(Material provided):
------------------------------
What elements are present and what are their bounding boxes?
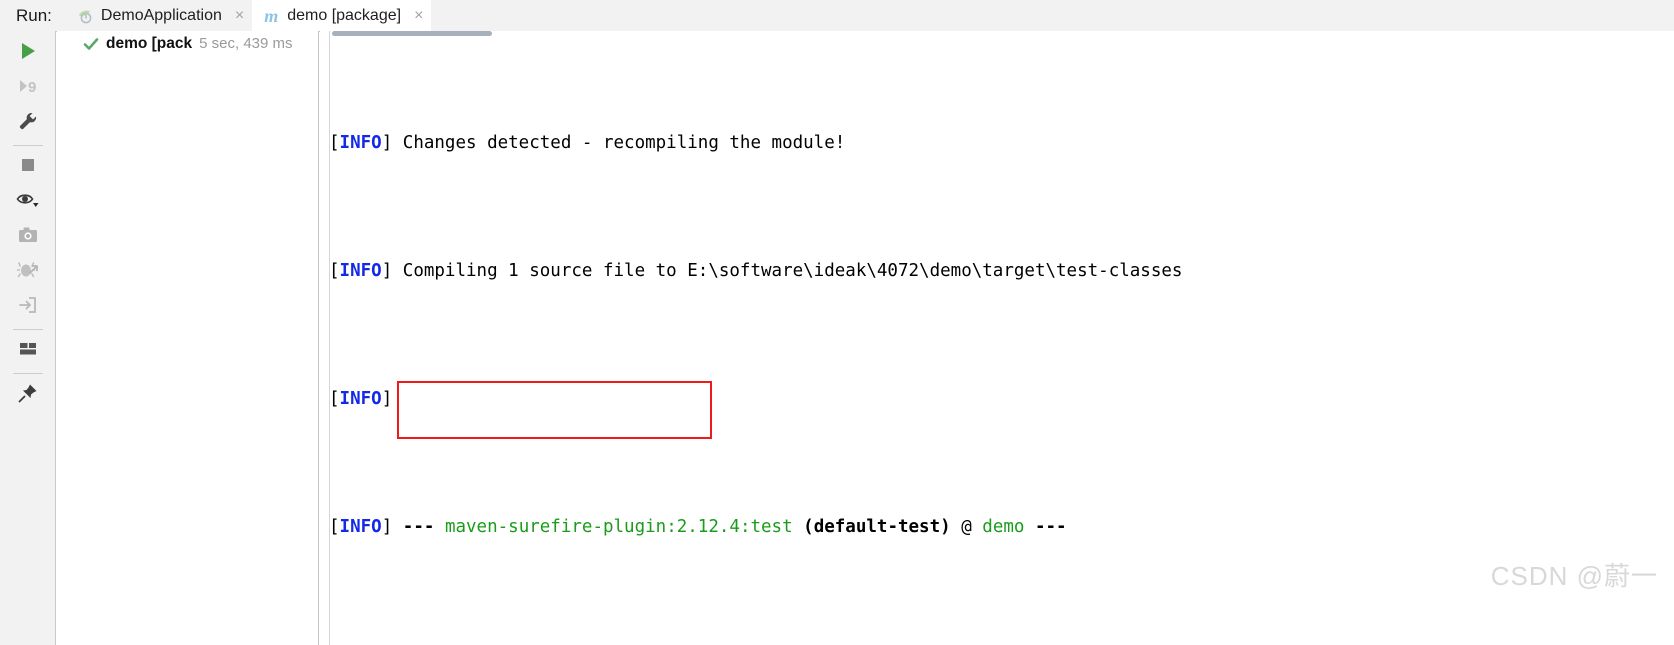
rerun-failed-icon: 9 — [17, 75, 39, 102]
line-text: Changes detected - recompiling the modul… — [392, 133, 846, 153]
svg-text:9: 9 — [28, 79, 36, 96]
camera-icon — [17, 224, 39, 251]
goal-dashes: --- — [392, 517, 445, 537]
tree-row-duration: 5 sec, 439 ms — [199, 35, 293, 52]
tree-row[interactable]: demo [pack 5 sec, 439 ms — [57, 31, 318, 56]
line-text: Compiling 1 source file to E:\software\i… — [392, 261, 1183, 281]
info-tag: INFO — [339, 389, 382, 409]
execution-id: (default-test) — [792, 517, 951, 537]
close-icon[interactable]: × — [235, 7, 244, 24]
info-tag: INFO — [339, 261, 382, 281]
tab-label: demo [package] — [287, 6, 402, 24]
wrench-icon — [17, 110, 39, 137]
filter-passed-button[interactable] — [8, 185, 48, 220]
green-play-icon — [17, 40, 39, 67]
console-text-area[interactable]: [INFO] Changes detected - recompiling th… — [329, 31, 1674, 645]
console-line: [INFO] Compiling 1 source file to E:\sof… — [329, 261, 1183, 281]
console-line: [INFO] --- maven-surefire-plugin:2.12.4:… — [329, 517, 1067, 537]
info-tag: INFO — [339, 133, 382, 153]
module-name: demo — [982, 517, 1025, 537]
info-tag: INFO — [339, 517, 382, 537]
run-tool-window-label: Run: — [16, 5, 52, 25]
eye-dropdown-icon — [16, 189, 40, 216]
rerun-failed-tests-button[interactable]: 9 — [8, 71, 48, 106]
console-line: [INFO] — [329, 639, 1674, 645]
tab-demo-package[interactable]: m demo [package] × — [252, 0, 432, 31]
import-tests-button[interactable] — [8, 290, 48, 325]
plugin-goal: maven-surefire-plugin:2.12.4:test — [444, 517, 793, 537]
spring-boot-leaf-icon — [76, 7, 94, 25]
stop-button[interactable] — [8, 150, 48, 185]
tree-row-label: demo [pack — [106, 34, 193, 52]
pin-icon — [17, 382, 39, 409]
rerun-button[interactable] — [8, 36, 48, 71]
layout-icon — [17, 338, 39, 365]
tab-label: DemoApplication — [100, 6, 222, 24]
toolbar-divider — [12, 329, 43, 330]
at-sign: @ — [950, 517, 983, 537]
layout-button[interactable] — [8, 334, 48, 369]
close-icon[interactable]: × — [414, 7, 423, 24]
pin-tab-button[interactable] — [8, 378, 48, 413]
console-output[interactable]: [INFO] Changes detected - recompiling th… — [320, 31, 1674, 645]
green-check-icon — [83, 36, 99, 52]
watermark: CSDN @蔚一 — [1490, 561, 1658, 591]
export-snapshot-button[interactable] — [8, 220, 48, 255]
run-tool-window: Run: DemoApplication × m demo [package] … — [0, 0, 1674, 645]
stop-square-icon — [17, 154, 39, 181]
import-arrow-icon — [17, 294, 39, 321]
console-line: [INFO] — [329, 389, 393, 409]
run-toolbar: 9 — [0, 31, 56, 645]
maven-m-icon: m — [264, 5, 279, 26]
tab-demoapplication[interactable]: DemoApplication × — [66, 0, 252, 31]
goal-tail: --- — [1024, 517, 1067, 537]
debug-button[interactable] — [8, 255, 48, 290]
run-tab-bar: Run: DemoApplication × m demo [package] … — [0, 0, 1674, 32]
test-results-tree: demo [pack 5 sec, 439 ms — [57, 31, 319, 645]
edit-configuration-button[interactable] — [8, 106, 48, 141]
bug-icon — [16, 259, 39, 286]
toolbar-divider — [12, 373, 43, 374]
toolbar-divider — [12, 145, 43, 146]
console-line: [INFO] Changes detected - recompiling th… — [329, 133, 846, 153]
------------------------------
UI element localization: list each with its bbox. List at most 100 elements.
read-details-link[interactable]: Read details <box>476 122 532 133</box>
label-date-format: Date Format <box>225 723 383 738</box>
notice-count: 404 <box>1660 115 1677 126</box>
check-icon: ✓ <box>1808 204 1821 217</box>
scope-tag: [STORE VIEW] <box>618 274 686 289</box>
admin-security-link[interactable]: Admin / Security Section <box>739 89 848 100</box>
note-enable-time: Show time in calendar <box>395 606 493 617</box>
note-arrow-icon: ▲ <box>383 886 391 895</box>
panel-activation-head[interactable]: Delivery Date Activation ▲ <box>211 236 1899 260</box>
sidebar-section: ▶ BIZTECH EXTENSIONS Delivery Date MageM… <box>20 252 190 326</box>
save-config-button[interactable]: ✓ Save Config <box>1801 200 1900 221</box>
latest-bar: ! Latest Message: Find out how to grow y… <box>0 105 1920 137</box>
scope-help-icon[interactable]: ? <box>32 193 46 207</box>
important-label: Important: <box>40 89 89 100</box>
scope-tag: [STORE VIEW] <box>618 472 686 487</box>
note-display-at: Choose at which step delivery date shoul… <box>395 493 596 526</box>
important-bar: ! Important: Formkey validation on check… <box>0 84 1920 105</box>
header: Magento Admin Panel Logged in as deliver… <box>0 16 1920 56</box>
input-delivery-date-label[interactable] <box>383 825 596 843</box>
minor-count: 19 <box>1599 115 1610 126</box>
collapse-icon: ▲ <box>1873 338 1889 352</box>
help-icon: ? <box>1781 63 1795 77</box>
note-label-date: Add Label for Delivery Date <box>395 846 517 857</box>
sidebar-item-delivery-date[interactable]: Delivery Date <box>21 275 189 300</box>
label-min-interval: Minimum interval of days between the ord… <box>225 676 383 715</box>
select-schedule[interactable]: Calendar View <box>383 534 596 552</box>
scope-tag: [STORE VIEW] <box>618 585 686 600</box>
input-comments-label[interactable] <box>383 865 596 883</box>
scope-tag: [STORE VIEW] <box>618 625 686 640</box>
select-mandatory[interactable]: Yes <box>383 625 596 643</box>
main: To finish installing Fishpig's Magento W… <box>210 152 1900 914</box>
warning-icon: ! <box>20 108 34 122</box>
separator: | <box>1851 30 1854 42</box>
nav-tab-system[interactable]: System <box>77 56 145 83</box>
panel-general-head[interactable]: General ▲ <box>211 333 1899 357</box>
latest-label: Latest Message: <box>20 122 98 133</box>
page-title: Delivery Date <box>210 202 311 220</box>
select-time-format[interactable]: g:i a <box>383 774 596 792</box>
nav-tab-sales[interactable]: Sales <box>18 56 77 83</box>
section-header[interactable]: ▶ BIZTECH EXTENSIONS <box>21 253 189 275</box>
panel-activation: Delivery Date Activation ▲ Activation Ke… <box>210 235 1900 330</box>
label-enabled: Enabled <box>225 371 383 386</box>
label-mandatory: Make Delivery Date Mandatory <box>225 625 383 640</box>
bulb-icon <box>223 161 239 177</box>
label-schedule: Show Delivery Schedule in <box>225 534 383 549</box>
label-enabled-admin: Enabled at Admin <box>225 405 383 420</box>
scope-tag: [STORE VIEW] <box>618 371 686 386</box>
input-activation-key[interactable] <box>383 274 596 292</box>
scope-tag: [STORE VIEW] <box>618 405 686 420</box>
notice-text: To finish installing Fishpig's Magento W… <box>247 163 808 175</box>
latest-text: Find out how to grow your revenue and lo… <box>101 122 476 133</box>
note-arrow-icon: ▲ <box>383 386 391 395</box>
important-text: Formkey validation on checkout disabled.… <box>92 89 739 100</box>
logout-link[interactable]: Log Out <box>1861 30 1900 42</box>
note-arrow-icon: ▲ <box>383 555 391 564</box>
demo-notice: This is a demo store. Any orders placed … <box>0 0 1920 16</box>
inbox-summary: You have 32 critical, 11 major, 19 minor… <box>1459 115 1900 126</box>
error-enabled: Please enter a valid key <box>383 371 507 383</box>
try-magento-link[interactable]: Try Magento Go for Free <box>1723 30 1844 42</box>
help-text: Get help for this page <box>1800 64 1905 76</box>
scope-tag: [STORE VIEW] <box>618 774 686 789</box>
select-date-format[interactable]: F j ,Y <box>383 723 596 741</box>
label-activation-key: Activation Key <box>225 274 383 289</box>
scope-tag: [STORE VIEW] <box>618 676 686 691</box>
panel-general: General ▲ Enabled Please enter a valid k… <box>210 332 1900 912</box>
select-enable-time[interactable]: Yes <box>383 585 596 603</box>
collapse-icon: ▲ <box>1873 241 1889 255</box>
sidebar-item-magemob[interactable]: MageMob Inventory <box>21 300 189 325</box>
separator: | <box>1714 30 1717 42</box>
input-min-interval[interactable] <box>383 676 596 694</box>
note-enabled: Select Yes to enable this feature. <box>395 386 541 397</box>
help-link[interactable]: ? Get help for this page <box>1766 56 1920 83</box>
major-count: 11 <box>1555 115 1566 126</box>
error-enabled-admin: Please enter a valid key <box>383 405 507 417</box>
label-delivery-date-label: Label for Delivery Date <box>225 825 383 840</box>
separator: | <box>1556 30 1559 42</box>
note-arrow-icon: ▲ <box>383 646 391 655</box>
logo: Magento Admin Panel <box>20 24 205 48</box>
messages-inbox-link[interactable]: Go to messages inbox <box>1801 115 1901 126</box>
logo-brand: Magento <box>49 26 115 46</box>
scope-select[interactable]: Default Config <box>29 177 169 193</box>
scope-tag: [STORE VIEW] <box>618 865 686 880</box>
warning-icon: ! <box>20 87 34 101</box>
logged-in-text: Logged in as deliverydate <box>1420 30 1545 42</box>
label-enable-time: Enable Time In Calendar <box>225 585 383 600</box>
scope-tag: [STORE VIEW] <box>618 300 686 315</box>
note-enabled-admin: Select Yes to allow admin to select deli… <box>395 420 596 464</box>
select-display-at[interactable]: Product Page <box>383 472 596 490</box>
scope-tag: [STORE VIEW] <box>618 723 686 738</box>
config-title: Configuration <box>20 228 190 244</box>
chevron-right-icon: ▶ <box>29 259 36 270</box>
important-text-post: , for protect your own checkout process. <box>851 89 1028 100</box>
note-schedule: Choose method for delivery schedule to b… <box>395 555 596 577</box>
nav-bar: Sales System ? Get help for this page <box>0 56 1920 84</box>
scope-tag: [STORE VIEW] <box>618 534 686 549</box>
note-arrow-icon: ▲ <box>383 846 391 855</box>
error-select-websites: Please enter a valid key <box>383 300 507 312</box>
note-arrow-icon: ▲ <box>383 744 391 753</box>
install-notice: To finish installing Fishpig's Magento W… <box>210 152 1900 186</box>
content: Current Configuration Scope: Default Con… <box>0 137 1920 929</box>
------------------------------
(Instructions to follow): Revise the material from the line with "UI element localization: list" to the line with "sidebar-item-delivery-date[interactable]: Delivery Date", putting "Save Configuration" in place of "Save Config" and leaving everything else as it is.

(Written answer):
UI element localization: list each with its bbox. List at most 100 elements.
read-details-link[interactable]: Read details <box>476 122 532 133</box>
label-date-format: Date Format <box>225 723 383 738</box>
notice-count: 404 <box>1660 115 1677 126</box>
check-icon: ✓ <box>1808 204 1821 217</box>
scope-tag: [STORE VIEW] <box>618 274 686 289</box>
admin-security-link[interactable]: Admin / Security Section <box>739 89 848 100</box>
note-enable-time: Show time in calendar <box>395 606 493 617</box>
note-arrow-icon: ▲ <box>383 886 391 895</box>
panel-activation-head[interactable]: Delivery Date Activation ▲ <box>211 236 1899 260</box>
sidebar-section: ▶ BIZTECH EXTENSIONS Delivery Date MageM… <box>20 252 190 326</box>
save-config-button[interactable]: ✓ Save Configuration <box>1801 200 1900 221</box>
latest-bar: ! Latest Message: Find out how to grow y… <box>0 105 1920 137</box>
scope-help-icon[interactable]: ? <box>32 193 46 207</box>
important-label: Important: <box>40 89 89 100</box>
scope-tag: [STORE VIEW] <box>618 472 686 487</box>
note-display-at: Choose at which step delivery date shoul… <box>395 493 596 526</box>
important-bar: ! Important: Formkey validation on check… <box>0 84 1920 105</box>
header: Magento Admin Panel Logged in as deliver… <box>0 16 1920 56</box>
input-delivery-date-label[interactable] <box>383 825 596 843</box>
minor-count: 19 <box>1599 115 1610 126</box>
collapse-icon: ▲ <box>1873 338 1889 352</box>
help-icon: ? <box>1781 63 1795 77</box>
note-label-date: Add Label for Delivery Date <box>395 846 517 857</box>
sidebar-item-delivery-date[interactable]: Delivery Date <box>21 275 189 300</box>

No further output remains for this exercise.